Stored data:
"""

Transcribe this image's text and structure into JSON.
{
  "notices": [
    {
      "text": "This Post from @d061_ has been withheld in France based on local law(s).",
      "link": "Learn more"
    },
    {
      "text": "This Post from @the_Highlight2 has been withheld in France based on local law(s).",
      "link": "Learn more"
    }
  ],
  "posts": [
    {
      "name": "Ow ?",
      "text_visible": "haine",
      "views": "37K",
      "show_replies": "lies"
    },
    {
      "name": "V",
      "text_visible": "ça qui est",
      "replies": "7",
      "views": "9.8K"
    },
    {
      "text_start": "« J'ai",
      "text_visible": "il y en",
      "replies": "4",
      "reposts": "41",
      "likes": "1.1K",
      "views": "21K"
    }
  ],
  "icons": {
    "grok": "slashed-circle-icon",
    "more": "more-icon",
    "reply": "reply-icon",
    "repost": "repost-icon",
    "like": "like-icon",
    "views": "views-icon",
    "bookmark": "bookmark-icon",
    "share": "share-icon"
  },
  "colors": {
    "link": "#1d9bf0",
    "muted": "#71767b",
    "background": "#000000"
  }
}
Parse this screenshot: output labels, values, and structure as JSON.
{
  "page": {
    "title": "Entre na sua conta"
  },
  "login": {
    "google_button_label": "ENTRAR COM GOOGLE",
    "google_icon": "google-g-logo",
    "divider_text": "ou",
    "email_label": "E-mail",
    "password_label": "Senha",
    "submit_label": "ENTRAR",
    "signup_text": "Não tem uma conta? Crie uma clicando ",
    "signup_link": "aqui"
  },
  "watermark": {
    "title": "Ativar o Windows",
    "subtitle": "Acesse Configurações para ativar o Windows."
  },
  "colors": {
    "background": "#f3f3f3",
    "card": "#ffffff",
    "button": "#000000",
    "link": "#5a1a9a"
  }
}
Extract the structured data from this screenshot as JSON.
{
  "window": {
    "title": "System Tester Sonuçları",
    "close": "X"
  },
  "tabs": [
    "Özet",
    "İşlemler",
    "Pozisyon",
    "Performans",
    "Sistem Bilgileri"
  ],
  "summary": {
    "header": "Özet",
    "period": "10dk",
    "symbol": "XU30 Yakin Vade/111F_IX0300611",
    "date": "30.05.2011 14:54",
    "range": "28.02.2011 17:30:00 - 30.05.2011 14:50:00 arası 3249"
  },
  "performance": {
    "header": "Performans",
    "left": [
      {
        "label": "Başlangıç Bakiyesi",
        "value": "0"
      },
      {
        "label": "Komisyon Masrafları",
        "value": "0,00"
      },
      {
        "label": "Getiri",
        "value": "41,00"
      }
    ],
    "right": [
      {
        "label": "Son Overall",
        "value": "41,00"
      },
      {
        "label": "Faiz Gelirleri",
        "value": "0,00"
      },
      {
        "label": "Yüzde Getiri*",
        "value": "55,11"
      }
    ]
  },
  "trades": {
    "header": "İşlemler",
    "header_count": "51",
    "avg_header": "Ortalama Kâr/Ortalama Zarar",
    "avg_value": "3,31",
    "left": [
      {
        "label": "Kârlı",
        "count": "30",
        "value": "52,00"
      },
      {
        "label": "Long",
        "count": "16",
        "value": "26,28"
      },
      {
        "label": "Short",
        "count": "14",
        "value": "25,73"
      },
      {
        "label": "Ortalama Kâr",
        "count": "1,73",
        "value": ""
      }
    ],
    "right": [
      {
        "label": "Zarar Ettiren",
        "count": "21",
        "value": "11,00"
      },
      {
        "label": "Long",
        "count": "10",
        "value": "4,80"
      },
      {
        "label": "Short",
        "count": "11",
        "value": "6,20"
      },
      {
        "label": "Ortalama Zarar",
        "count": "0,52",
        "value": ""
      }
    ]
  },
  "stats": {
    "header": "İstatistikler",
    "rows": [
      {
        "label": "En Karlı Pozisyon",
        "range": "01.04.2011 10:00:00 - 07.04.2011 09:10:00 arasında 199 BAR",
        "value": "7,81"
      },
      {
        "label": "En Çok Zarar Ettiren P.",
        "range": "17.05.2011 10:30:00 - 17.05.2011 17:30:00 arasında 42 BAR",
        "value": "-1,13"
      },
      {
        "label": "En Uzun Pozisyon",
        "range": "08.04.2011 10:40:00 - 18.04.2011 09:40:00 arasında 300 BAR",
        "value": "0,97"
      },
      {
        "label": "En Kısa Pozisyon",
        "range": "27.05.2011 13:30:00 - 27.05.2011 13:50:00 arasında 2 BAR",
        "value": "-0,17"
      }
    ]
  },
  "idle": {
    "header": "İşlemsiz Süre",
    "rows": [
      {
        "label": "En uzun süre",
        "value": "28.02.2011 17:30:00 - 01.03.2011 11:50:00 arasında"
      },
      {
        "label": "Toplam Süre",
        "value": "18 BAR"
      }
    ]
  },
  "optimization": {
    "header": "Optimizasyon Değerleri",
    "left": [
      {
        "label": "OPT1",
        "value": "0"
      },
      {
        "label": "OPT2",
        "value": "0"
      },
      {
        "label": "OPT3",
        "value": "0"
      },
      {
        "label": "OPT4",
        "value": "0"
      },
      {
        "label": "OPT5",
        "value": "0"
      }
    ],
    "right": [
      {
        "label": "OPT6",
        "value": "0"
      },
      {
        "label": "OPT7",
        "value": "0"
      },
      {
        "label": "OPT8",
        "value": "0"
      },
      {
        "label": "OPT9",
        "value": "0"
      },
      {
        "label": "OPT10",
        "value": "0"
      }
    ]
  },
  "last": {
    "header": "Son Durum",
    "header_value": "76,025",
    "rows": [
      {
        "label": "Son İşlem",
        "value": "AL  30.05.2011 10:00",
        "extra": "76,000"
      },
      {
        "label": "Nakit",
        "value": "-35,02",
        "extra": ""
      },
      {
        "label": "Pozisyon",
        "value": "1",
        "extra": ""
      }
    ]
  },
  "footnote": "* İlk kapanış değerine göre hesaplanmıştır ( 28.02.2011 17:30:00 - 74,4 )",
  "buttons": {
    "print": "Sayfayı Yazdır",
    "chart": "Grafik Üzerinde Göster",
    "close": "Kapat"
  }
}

"""

PROMPT:
Of the lines in this data, how many contain "Windows"? Reply with only the number.

PROBLEM SOLUTION:
2